**REQUIREMENT**: Filter for the word "content" and keep each matching line.

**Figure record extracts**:
----------
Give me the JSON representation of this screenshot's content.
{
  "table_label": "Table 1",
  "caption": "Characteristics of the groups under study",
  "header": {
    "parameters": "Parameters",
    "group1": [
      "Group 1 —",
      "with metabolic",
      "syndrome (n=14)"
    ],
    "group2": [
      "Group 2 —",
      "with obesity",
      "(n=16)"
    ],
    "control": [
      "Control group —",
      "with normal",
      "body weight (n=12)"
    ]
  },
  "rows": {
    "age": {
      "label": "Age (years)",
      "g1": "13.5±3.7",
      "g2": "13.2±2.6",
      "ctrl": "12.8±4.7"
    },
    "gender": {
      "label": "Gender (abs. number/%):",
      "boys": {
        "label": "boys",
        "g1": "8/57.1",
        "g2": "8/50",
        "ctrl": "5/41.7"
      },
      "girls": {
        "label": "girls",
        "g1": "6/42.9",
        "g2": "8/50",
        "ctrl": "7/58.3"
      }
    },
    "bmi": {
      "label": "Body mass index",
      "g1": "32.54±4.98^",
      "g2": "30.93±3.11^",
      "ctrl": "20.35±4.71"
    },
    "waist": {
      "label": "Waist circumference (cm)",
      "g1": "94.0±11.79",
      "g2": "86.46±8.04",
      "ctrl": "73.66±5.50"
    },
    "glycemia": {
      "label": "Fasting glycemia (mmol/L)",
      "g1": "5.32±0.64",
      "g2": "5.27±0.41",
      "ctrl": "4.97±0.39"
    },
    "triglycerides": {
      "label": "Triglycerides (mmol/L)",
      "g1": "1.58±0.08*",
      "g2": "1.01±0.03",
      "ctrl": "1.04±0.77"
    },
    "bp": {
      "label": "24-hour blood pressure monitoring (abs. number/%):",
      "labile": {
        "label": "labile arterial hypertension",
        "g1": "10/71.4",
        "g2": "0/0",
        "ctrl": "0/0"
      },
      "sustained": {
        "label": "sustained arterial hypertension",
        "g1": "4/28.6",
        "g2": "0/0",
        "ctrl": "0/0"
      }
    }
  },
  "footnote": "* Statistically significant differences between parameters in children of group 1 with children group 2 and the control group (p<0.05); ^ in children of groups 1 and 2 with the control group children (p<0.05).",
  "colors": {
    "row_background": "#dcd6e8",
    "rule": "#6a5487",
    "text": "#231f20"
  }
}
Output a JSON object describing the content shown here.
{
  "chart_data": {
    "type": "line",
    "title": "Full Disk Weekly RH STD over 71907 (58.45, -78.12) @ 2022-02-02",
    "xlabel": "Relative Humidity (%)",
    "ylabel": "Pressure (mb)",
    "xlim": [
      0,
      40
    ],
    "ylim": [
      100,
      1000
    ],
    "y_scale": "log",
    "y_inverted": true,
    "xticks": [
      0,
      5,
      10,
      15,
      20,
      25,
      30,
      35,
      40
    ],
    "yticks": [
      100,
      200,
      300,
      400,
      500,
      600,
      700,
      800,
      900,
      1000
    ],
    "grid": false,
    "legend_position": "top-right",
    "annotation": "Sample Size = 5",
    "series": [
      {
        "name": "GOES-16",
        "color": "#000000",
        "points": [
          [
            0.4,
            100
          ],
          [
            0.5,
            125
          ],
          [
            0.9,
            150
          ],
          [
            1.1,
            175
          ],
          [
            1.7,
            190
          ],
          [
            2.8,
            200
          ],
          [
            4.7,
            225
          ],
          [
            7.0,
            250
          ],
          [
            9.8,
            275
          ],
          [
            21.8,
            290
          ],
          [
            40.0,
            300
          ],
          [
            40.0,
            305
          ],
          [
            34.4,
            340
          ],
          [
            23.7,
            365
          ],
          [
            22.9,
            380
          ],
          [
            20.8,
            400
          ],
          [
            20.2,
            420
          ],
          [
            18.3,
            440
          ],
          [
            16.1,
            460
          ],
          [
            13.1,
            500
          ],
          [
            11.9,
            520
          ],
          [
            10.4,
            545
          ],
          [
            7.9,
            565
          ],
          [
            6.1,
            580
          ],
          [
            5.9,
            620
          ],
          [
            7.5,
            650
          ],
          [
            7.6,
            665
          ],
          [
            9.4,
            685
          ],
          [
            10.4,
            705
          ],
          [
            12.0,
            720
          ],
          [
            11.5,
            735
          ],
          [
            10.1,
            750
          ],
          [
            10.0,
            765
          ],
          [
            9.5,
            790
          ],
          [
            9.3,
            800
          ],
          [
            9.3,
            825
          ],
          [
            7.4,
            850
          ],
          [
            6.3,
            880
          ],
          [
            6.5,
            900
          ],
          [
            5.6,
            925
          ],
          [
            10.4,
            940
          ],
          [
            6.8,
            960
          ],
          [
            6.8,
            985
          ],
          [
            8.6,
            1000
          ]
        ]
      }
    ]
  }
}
----------
**TASK SOLUTION**:
Give me the JSON representation of this screenshot's content.
Output a JSON object describing the content shown here.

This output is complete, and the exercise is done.